Stored data entries
<<<<

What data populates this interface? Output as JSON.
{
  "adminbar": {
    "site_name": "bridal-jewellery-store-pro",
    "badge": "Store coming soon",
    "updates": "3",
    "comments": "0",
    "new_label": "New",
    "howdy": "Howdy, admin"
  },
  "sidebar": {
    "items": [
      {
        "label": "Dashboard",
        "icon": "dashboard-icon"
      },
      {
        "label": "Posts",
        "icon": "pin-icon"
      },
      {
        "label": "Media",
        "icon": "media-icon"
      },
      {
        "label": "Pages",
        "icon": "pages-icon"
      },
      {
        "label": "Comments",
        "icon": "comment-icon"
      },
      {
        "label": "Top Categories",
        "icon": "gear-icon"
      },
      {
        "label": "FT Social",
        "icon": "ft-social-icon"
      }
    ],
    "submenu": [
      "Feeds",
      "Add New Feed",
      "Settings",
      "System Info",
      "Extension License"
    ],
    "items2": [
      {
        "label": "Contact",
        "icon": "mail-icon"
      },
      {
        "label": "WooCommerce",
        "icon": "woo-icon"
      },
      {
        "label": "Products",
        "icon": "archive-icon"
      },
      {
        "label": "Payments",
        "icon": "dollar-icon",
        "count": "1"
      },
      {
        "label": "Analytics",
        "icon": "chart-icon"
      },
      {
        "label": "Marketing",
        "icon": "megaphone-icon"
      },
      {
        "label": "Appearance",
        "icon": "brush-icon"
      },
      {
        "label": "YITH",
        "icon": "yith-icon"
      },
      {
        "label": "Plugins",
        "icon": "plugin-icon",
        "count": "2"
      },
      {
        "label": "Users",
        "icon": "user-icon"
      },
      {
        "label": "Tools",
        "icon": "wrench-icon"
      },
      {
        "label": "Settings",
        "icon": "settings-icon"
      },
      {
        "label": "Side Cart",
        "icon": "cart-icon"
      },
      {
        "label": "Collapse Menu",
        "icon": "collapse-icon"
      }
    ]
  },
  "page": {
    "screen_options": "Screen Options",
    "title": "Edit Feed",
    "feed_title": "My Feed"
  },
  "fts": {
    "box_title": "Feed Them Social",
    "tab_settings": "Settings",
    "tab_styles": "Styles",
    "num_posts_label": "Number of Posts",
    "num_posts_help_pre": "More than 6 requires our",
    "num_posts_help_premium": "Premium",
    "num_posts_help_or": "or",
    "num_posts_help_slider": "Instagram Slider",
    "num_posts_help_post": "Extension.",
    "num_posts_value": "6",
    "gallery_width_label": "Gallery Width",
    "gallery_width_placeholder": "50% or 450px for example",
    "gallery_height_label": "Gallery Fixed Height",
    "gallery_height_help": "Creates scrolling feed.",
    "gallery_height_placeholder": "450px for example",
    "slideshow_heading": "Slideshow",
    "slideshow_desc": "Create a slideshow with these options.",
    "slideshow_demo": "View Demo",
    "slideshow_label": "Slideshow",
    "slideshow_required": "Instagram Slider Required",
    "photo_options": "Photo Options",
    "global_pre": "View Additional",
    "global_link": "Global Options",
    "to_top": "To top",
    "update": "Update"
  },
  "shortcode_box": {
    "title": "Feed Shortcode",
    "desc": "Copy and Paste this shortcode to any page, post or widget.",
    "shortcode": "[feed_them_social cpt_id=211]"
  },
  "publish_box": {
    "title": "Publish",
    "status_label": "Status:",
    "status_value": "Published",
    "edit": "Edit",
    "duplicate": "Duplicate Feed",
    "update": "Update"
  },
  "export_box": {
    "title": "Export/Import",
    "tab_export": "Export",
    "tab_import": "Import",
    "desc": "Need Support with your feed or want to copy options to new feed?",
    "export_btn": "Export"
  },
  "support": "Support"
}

>>>>

■ WHAT YOU WILL DO
Copy the records above exactly.

■ EXERCISE RESULT
What data populates this interface? Output as JSON.
{
  "adminbar": {
    "site_name": "bridal-jewellery-store-pro",
    "badge": "Store coming soon",
    "updates": "3",
    "comments": "0",
    "new_label": "New",
    "howdy": "Howdy, admin"
  },
  "sidebar": {
    "items": [
      {
        "label": "Dashboard",
        "icon": "dashboard-icon"
      },
      {
        "label": "Posts",
        "icon": "pin-icon"
      },
      {
        "label": "Media",
        "icon": "media-icon"
      },
      {
        "label": "Pages",
        "icon": "pages-icon"
      },
      {
        "label": "Comments",
        "icon": "comment-icon"
      },
      {
        "label": "Top Categories",
        "icon": "gear-icon"
      },
      {
        "label": "FT Social",
        "icon": "ft-social-icon"
      }
    ],
    "submenu": [
      "Feeds",
      "Add New Feed",
      "Settings",
      "System Info",
      "Extension License"
    ],
    "items2": [
      {
        "label": "Contact",
        "icon": "mail-icon"
      },
      {
        "label": "WooCommerce",
        "icon": "woo-icon"
      },
      {
        "label": "Products",
        "icon": "archive-icon"
      },
      {
        "label": "Payments",
        "icon": "dollar-icon",
        "count": "1"
      },
      {
        "label": "Analytics",
        "icon": "chart-icon"
      },
      {
        "label": "Marketing",
        "icon": "megaphone-icon"
      },
      {
        "label": "Appearance",
        "icon": "brush-icon"
      },
      {
        "label": "YITH",
        "icon": "yith-icon"
      },
      {
        "label": "Plugins",
        "icon": "plugin-icon",
        "count": "2"
      },
      {
        "label": "Users",
        "icon": "user-icon"
      },
      {
        "label": "Tools",
        "icon": "wrench-icon"
      },
      {
        "label": "Settings",
        "icon": "settings-icon"
      },
      {
        "label": "Side Cart",
        "icon": "cart-icon"
      },
      {
        "label": "Collapse Menu",
        "icon": "collapse-icon"
      }
    ]
  },
  "page": {
    "screen_options": "Screen Options",
    "title": "Edit Feed",
    "feed_title": "My Feed"
  },
  "fts": {
    "box_title": "Feed Them Social",
    "tab_settings": "Settings",
    "tab_styles": "Styles",
    "num_posts_label": "Number of Posts",
    "num_posts_help_pre": "More than 6 requires our",
    "num_posts_help_premium": "Premium",
    "num_posts_help_or": "or",
    "num_posts_help_slider": "Instagram Slider",
    "num_posts_help_post": "Extension.",
    "num_posts_value": "6",
    "gallery_width_label": "Gallery Width",
    "gallery_width_placeholder": "50% or 450px for example",
    "gallery_height_label": "Gallery Fixed Height",
    "gallery_height_help": "Creates scrolling feed.",
    "gallery_height_placeholder": "450px for example",
    "slideshow_heading": "Slideshow",
    "slideshow_desc": "Create a slideshow with these options.",
    "slideshow_demo": "View Demo",
    "slideshow_label": "Slideshow",
    "slideshow_required": "Instagram Slider Required",
    "photo_options": "Photo Options",
    "global_pre": "View Additional",
    "global_link": "Global Options",
    "to_top": "To top",
    "update": "Update"
  },
  "shortcode_box": {
    "title": "Feed Shortcode",
    "desc": "Copy and Paste this shortcode to any page, post or widget.",
    "shortcode": "[feed_them_social cpt_id=211]"
  },
  "publish_box": {
    "title": "Publish",
    "status_label": "Status:",
    "status_value": "Published",
    "edit": "Edit",
    "duplicate": "Duplicate Feed",
    "update": "Update"
  },
  "export_box": {
    "title": "Export/Import",
    "tab_export": "Export",
    "tab_import": "Import",
    "desc": "Need Support with your feed or want to copy options to new feed?",
    "export_btn": "Export"
  },
  "support": "Support"
}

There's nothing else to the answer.